━━━━━ Data listing ━━━━━
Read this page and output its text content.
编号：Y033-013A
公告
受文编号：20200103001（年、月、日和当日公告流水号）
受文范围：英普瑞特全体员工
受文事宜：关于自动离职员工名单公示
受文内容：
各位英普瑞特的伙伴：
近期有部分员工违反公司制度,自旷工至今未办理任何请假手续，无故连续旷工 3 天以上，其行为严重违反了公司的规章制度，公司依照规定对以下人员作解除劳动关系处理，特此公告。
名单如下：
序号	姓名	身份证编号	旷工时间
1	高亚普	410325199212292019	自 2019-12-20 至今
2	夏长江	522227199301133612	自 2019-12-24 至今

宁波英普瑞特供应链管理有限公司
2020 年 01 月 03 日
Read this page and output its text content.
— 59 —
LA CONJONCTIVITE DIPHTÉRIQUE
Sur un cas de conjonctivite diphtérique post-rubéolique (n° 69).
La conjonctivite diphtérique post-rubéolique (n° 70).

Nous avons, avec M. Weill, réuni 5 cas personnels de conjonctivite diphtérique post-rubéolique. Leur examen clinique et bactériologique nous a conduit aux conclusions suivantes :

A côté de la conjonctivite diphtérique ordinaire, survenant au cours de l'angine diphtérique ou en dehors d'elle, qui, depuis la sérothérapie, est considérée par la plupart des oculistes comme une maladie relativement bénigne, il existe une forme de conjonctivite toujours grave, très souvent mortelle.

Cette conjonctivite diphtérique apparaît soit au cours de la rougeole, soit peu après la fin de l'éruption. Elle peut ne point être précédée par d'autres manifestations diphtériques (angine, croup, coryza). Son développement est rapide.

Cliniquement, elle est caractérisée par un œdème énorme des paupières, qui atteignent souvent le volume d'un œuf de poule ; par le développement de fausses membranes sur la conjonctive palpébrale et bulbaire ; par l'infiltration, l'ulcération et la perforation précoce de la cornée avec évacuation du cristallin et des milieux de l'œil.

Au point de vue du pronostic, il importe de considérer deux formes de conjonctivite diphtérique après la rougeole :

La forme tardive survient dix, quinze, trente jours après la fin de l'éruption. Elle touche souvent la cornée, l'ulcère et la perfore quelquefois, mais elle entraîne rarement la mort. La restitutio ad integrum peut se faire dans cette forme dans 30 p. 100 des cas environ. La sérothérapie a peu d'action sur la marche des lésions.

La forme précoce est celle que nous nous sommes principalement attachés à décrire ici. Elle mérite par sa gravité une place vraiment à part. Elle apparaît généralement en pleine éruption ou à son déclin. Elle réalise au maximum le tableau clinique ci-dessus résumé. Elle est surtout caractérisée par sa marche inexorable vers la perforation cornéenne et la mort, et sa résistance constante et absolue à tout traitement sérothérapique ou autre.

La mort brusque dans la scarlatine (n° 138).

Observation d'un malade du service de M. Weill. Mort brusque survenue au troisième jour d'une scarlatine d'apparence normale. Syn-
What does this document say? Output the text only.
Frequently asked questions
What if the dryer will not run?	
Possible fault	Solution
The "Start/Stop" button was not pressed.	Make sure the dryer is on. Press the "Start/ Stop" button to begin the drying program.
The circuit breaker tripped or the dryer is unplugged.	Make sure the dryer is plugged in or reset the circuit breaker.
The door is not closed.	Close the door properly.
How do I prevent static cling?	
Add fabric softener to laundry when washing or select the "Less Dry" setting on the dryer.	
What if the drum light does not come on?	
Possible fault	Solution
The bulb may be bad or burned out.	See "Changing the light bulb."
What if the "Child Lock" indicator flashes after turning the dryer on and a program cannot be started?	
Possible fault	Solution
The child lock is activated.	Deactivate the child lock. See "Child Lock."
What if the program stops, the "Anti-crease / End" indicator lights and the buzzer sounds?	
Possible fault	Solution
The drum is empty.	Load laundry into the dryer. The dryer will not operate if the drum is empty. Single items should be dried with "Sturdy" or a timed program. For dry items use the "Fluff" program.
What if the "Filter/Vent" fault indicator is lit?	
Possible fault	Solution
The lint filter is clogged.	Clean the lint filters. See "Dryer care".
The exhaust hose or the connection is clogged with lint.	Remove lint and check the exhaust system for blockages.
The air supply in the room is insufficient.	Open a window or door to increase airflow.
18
━━━━━
Print the records above exactly as they appear.

Response to this task:
Read this page and output its text content.
编号：Y033-013A
公告
受文编号：20200103001（年、月、日和当日公告流水号）
受文范围：英普瑞特全体员工
受文事宜：关于自动离职员工名单公示
受文内容：
各位英普瑞特的伙伴：
近期有部分员工违反公司制度,自旷工至今未办理任何请假手续，无故连续旷工 3 天以上，其行为严重违反了公司的规章制度，公司依照规定对以下人员作解除劳动关系处理，特此公告。
名单如下：
序号	姓名	身份证编号	旷工时间
1	高亚普	410325199212292019	自 2019-12-20 至今
2	夏长江	522227199301133612	自 2019-12-24 至今

宁波英普瑞特供应链管理有限公司
2020 年 01 月 03 日
Read this page and output its text content.
— 59 —
LA CONJONCTIVITE DIPHTÉRIQUE
Sur un cas de conjonctivite diphtérique post-rubéolique (n° 69).
La conjonctivite diphtérique post-rubéolique (n° 70).

Nous avons, avec M. Weill, réuni 5 cas personnels de conjonctivite diphtérique post-rubéolique. Leur examen clinique et bactériologique nous a conduit aux conclusions suivantes :

A côté de la conjonctivite diphtérique ordinaire, survenant au cours de l'angine diphtérique ou en dehors d'elle, qui, depuis la sérothérapie, est considérée par la plupart des oculistes comme une maladie relativement bénigne, il existe une forme de conjonctivite toujours grave, très souvent mortelle.

Cette conjonctivite diphtérique apparaît soit au cours de la rougeole, soit peu après la fin de l'éruption. Elle peut ne point être précédée par d'autres manifestations diphtériques (angine, croup, coryza). Son développement est rapide.

Cliniquement, elle est caractérisée par un œdème énorme des paupières, qui atteignent souvent le volume d'un œuf de poule ; par le développement de fausses membranes sur la conjonctive palpébrale et bulbaire ; par l'infiltration, l'ulcération et la perforation précoce de la cornée avec évacuation du cristallin et des milieux de l'œil.

Au point de vue du pronostic, il importe de considérer deux formes de conjonctivite diphtérique après la rougeole :

La forme tardive survient dix, quinze, trente jours après la fin de l'éruption. Elle touche souvent la cornée, l'ulcère et la perfore quelquefois, mais elle entraîne rarement la mort. La restitutio ad integrum peut se faire dans cette forme dans 30 p. 100 des cas environ. La sérothérapie a peu d'action sur la marche des lésions.

La forme précoce est celle que nous nous sommes principalement attachés à décrire ici. Elle mérite par sa gravité une place vraiment à part. Elle apparaît généralement en pleine éruption ou à son déclin. Elle réalise au maximum le tableau clinique ci-dessus résumé. Elle est surtout caractérisée par sa marche inexorable vers la perforation cornéenne et la mort, et sa résistance constante et absolue à tout traitement sérothérapique ou autre.

La mort brusque dans la scarlatine (n° 138).

Observation d'un malade du service de M. Weill. Mort brusque survenue au troisième jour d'une scarlatine d'apparence normale. Syn-
What does this document say? Output the text only.
Frequently asked questions
What if the dryer will not run?	
Possible fault	Solution
The "Start/Stop" button was not pressed.	Make sure the dryer is on. Press the "Start/ Stop" button to begin the drying program.
The circuit breaker tripped or the dryer is unplugged.	Make sure the dryer is plugged in or reset the circuit breaker.
The door is not closed.	Close the door properly.
How do I prevent static cling?	
Add fabric softener to laundry when washing or select the "Less Dry" setting on the dryer.	
What if the drum light does not come on?	
Possible fault	Solution
The bulb may be bad or burned out.	See "Changing the light bulb."
What if the "Child Lock" indicator flashes after turning the dryer on and a program cannot be started?	
Possible fault	Solution
The child lock is activated.	Deactivate the child lock. See "Child Lock."
What if the program stops, the "Anti-crease / End" indicator lights and the buzzer sounds?	
Possible fault	Solution
The drum is empty.	Load laundry into the dryer. The dryer will not operate if the drum is empty. Single items should be dried with "Sturdy" or a timed program. For dry items use the "Fluff" program.
What if the "Filter/Vent" fault indicator is lit?	
Possible fault	Solution
The lint filter is clogged.	Clean the lint filters. See "Dryer care".
The exhaust hose or the connection is clogged with lint.	Remove lint and check the exhaust system for blockages.
The air supply in the room is insufficient.	Open a window or door to increase airflow.
18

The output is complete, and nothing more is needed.